## Direction
Would you transcribe the whole listing exactly, minus its pictures?

## Extracted entries

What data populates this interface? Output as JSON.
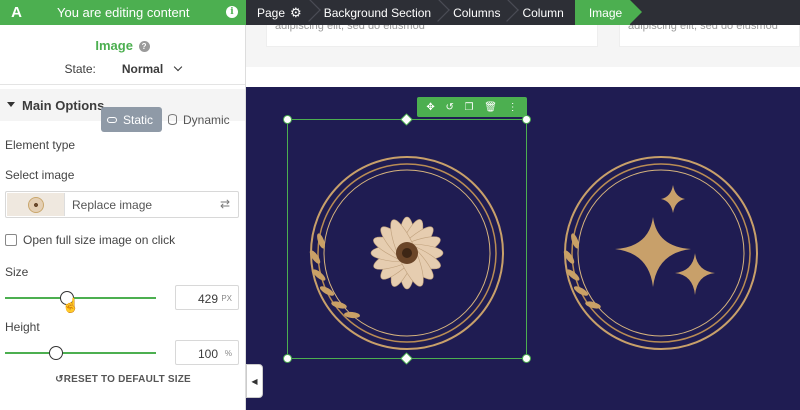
{
  "topbar": {
    "logo": "A",
    "editing_label": "You are editing content",
    "info_icon": "info-icon",
    "breadcrumbs": [
      "Page",
      "Background Section",
      "Columns",
      "Column",
      "Image"
    ]
  },
  "panel": {
    "title": "Image",
    "state_label": "State:",
    "state_value": "Normal",
    "section_title": "Main Options",
    "element_type_label": "Element type",
    "element_type_static": "Static",
    "element_type_dynamic": "Dynamic",
    "select_image_label": "Select image",
    "replace_image": "Replace image",
    "open_full_size_label": "Open full size image on click",
    "size_label": "Size",
    "size_value": "429",
    "size_unit": "PX",
    "height_label": "Height",
    "height_value": "100",
    "height_unit": "%",
    "reset_label": "RESET TO DEFAULT SIZE"
  },
  "canvas": {
    "card_text_left": "adipiscing elit, sed do eiusmod",
    "card_text_right": "adipiscing elit, sed do eiusmod",
    "hero_bg": "#1f1c52",
    "gold": "#c8a06a",
    "accent": "#4caf50"
  }
}
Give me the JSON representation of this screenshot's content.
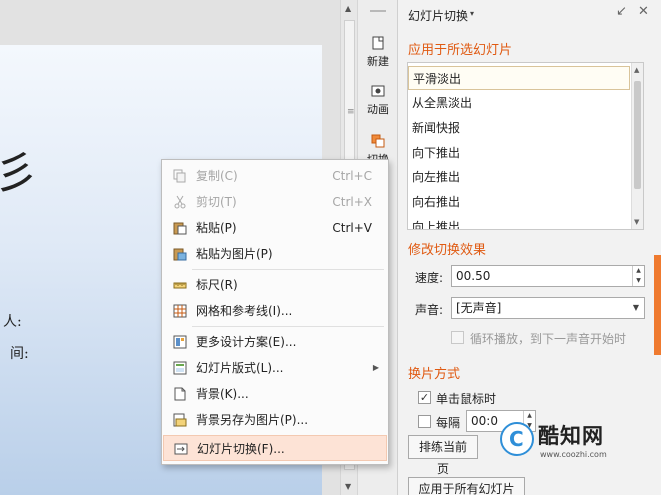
{
  "slide": {
    "big_char": "彡",
    "line1_char": "人:",
    "line2_char": "间:"
  },
  "rail": {
    "items": [
      {
        "label": "新建",
        "icon": "new-slide-icon"
      },
      {
        "label": "动画",
        "icon": "animation-icon"
      },
      {
        "label": "切换",
        "icon": "transition-icon"
      }
    ]
  },
  "pane": {
    "title": "幻灯片切换",
    "title_caret": "▾",
    "controls": {
      "restore": "↙",
      "close": "✕"
    },
    "apply_section": "应用于所选幻灯片",
    "transitions": [
      "平滑淡出",
      "从全黑淡出",
      "新闻快报",
      "向下推出",
      "向左推出",
      "向右推出",
      "向上推出"
    ],
    "selected_transition_index": 0,
    "modify_section": "修改切换效果",
    "speed_label": "速度:",
    "speed_value": "00.50",
    "sound_label": "声音:",
    "sound_value": "[无声音]",
    "loop_label": "循环播放，到下一声音开始时",
    "loop_checked": false,
    "advance_section": "换片方式",
    "on_click_label": "单击鼠标时",
    "on_click_checked": true,
    "every_label": "每隔",
    "every_checked": false,
    "every_value": "00:0",
    "rehearse_button": "排练当前页",
    "apply_all_button": "应用于所有幻灯片"
  },
  "watermark": {
    "logo_letter": "C",
    "brand": "酷知网",
    "url": "www.coozhi.com"
  },
  "context_menu": {
    "items": [
      {
        "label": "复制(C)",
        "shortcut": "Ctrl+C",
        "disabled": true,
        "icon": "copy-icon"
      },
      {
        "label": "剪切(T)",
        "shortcut": "Ctrl+X",
        "disabled": true,
        "icon": "cut-icon"
      },
      {
        "label": "粘贴(P)",
        "shortcut": "Ctrl+V",
        "disabled": false,
        "icon": "paste-icon"
      },
      {
        "label": "粘贴为图片(P)",
        "shortcut": "",
        "disabled": false,
        "icon": "paste-as-picture-icon"
      },
      {
        "label": "标尺(R)",
        "shortcut": "",
        "disabled": false,
        "icon": "ruler-icon"
      },
      {
        "label": "网格和参考线(I)...",
        "shortcut": "",
        "disabled": false,
        "icon": "grid-icon"
      },
      {
        "label": "更多设计方案(E)...",
        "shortcut": "",
        "disabled": false,
        "icon": "design-icon"
      },
      {
        "label": "幻灯片版式(L)...",
        "shortcut": "",
        "disabled": false,
        "icon": "layout-icon",
        "submenu": true
      },
      {
        "label": "背景(K)...",
        "shortcut": "",
        "disabled": false,
        "icon": "background-icon"
      },
      {
        "label": "背景另存为图片(P)...",
        "shortcut": "",
        "disabled": false,
        "icon": "save-background-icon"
      },
      {
        "label": "幻灯片切换(F)...",
        "shortcut": "",
        "disabled": false,
        "icon": "slide-transition-icon",
        "highlighted": true
      }
    ]
  }
}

## Result of this task
What data populates this interface? Output as JSON.
{
  "topbar": {
    "logo": "A",
    "editing_label": "You are editing content",
    "info_icon": "info-icon",
    "breadcrumbs": [
      "Page",
      "Background Section",
      "Columns",
      "Column",
      "Image"
    ]
  },
  "panel": {
    "title": "Image",
    "state_label": "State:",
    "state_value": "Normal",
    "section_title": "Main Options",
    "element_type_label": "Element type",
    "element_type_static": "Static",
    "element_type_dynamic": "Dynamic",
    "select_image_label": "Select image",
    "replace_image": "Replace image",
    "open_full_size_label": "Open full size image on click",
    "size_label": "Size",
    "size_value": "429",
    "size_unit": "PX",
    "height_label": "Height",
    "height_value": "100",
    "height_unit": "%",
    "reset_label": "RESET TO DEFAULT SIZE"
  },
  "canvas": {
    "card_text_left": "adipiscing elit, sed do eiusmod",
    "card_text_right": "adipiscing elit, sed do eiusmod",
    "hero_bg": "#1f1c52",
    "gold": "#c8a06a",
    "accent": "#4caf50"
  }
}
Give me the JSON representation of this screenshot's content.
{
  "slide": {
    "big_char": "彡",
    "line1_char": "人:",
    "line2_char": "间:"
  },
  "rail": {
    "items": [
      {
        "label": "新建",
        "icon": "new-slide-icon"
      },
      {
        "label": "动画",
        "icon": "animation-icon"
      },
      {
        "label": "切换",
        "icon": "transition-icon"
      }
    ]
  },
  "pane": {
    "title": "幻灯片切换",
    "title_caret": "▾",
    "controls": {
      "restore": "↙",
      "close": "✕"
    },
    "apply_section": "应用于所选幻灯片",
    "transitions": [
      "平滑淡出",
      "从全黑淡出",
      "新闻快报",
      "向下推出",
      "向左推出",
      "向右推出",
      "向上推出"
    ],
    "selected_transition_index": 0,
    "modify_section": "修改切换效果",
    "speed_label": "速度:",
    "speed_value": "00.50",
    "sound_label": "声音:",
    "sound_value": "[无声音]",
    "loop_label": "循环播放，到下一声音开始时",
    "loop_checked": false,
    "advance_section": "换片方式",
    "on_click_label": "单击鼠标时",
    "on_click_checked": true,
    "every_label": "每隔",
    "every_checked": false,
    "every_value": "00:0",
    "rehearse_button": "排练当前页",
    "apply_all_button": "应用于所有幻灯片"
  },
  "watermark": {
    "logo_letter": "C",
    "brand": "酷知网",
    "url": "www.coozhi.com"
  },
  "context_menu": {
    "items": [
      {
        "label": "复制(C)",
        "shortcut": "Ctrl+C",
        "disabled": true,
        "icon": "copy-icon"
      },
      {
        "label": "剪切(T)",
        "shortcut": "Ctrl+X",
        "disabled": true,
        "icon": "cut-icon"
      },
      {
        "label": "粘贴(P)",
        "shortcut": "Ctrl+V",
        "disabled": false,
        "icon": "paste-icon"
      },
      {
        "label": "粘贴为图片(P)",
        "shortcut": "",
        "disabled": false,
        "icon": "paste-as-picture-icon"
      },
      {
        "label": "标尺(R)",
        "shortcut": "",
        "disabled": false,
        "icon": "ruler-icon"
      },
      {
        "label": "网格和参考线(I)...",
        "shortcut": "",
        "disabled": false,
        "icon": "grid-icon"
      },
      {
        "label": "更多设计方案(E)...",
        "shortcut": "",
        "disabled": false,
        "icon": "design-icon"
      },
      {
        "label": "幻灯片版式(L)...",
        "shortcut": "",
        "disabled": false,
        "icon": "layout-icon",
        "submenu": true
      },
      {
        "label": "背景(K)...",
        "shortcut": "",
        "disabled": false,
        "icon": "background-icon"
      },
      {
        "label": "背景另存为图片(P)...",
        "shortcut": "",
        "disabled": false,
        "icon": "save-background-icon"
      },
      {
        "label": "幻灯片切换(F)...",
        "shortcut": "",
        "disabled": false,
        "icon": "slide-transition-icon",
        "highlighted": true
      }
    ]
  }
}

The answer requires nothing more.